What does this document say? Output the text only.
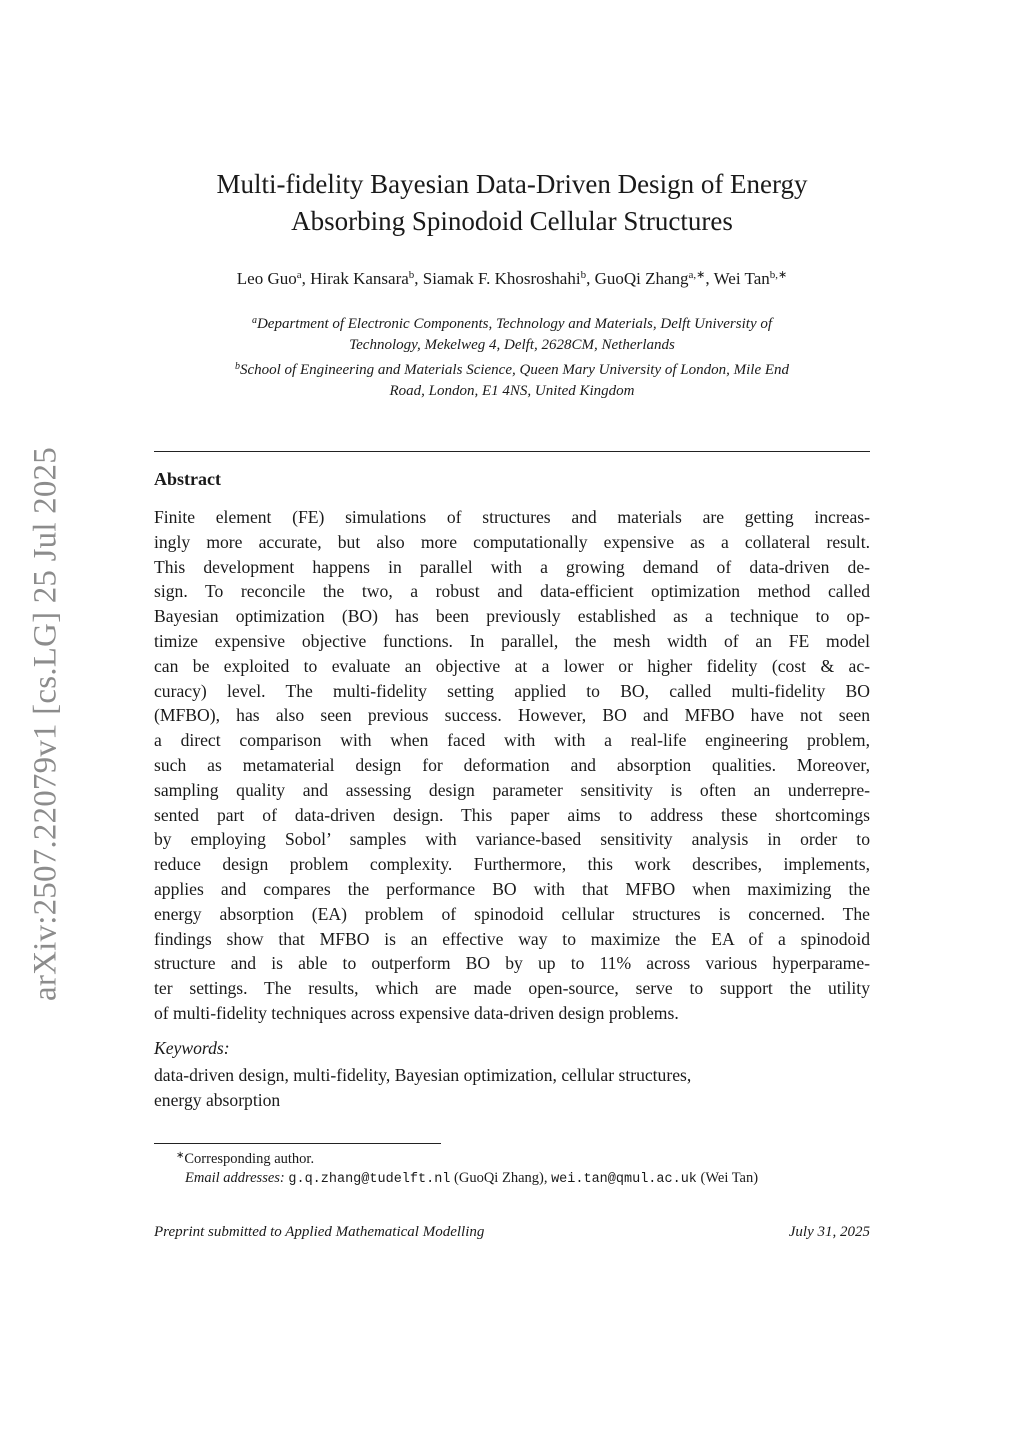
arXiv:2507.22079v1 [cs.LG] 25 Jul 2025
Multi-fidelity Bayesian Data-Driven Design of Energy
Absorbing Spinodoid Cellular Structures
Leo Guo$^a$, Hirak Kansara$^b$, Siamak F. Khosroshahi$^b$, GuoQi Zhang$^{a,∗}$, Wei Tan$^{b,∗}$
$^a$Department of Electronic Components, Technology and Materials, Delft University of
Technology, Mekelweg 4, Delft, 2628CM, Netherlands
$^b$School of Engineering and Materials Science, Queen Mary University of London, Mile End
Road, London, E1 4NS, United Kingdom
Abstract
Finite element (FE) simulations of structures and materials are getting increas-
ingly more accurate, but also more computationally expensive as a collateral result.
This development happens in parallel with a growing demand of data-driven de-
sign. To reconcile the two, a robust and data-efficient optimization method called
Bayesian optimization (BO) has been previously established as a technique to op-
timize expensive objective functions. In parallel, the mesh width of an FE model
can be exploited to evaluate an objective at a lower or higher fidelity (cost & ac-
curacy) level. The multi-fidelity setting applied to BO, called multi-fidelity BO
(MFBO), has also seen previous success. However, BO and MFBO have not seen
a direct comparison with when faced with with a real-life engineering problem,
such as metamaterial design for deformation and absorption qualities. Moreover,
sampling quality and assessing design parameter sensitivity is often an underrepre-
sented part of data-driven design. This paper aims to address these shortcomings
by employing Sobol’ samples with variance-based sensitivity analysis in order to
reduce design problem complexity. Furthermore, this work describes, implements,
applies and compares the performance BO with that MFBO when maximizing the
energy absorption (EA) problem of spinodoid cellular structures is concerned. The
findings show that MFBO is an effective way to maximize the EA of a spinodoid
structure and is able to outperform BO by up to 11% across various hyperparame-
ter settings. The results, which are made open-source, serve to support the utility
of multi-fidelity techniques across expensive data-driven design problems.
Keywords:
data-driven design, multi-fidelity, Bayesian optimization, cellular structures,
energy absorption
∗Corresponding author.
Email addresses: g.q.zhang@tudelft.nl (GuoQi Zhang), wei.tan@qmul.ac.uk (Wei Tan)
Preprint submitted to Applied Mathematical Modelling	July 31, 2025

BRIEF: Output the entries above exactly. Drop the pictures.

WORKED SOLUTION:
What does this document say? Output the text only.
arXiv:2507.22079v1 [cs.LG] 25 Jul 2025
Multi-fidelity Bayesian Data-Driven Design of Energy
Absorbing Spinodoid Cellular Structures
Leo Guo$^a$, Hirak Kansara$^b$, Siamak F. Khosroshahi$^b$, GuoQi Zhang$^{a,∗}$, Wei Tan$^{b,∗}$
$^a$Department of Electronic Components, Technology and Materials, Delft University of
Technology, Mekelweg 4, Delft, 2628CM, Netherlands
$^b$School of Engineering and Materials Science, Queen Mary University of London, Mile End
Road, London, E1 4NS, United Kingdom
Abstract
Finite element (FE) simulations of structures and materials are getting increas-
ingly more accurate, but also more computationally expensive as a collateral result.
This development happens in parallel with a growing demand of data-driven de-
sign. To reconcile the two, a robust and data-efficient optimization method called
Bayesian optimization (BO) has been previously established as a technique to op-
timize expensive objective functions. In parallel, the mesh width of an FE model
can be exploited to evaluate an objective at a lower or higher fidelity (cost & ac-
curacy) level. The multi-fidelity setting applied to BO, called multi-fidelity BO
(MFBO), has also seen previous success. However, BO and MFBO have not seen
a direct comparison with when faced with with a real-life engineering problem,
such as metamaterial design for deformation and absorption qualities. Moreover,
sampling quality and assessing design parameter sensitivity is often an underrepre-
sented part of data-driven design. This paper aims to address these shortcomings
by employing Sobol’ samples with variance-based sensitivity analysis in order to
reduce design problem complexity. Furthermore, this work describes, implements,
applies and compares the performance BO with that MFBO when maximizing the
energy absorption (EA) problem of spinodoid cellular structures is concerned. The
findings show that MFBO is an effective way to maximize the EA of a spinodoid
structure and is able to outperform BO by up to 11% across various hyperparame-
ter settings. The results, which are made open-source, serve to support the utility
of multi-fidelity techniques across expensive data-driven design problems.
Keywords:
data-driven design, multi-fidelity, Bayesian optimization, cellular structures,
energy absorption
∗Corresponding author.
Email addresses: g.q.zhang@tudelft.nl (GuoQi Zhang), wei.tan@qmul.ac.uk (Wei Tan)
Preprint submitted to Applied Mathematical Modelling	July 31, 2025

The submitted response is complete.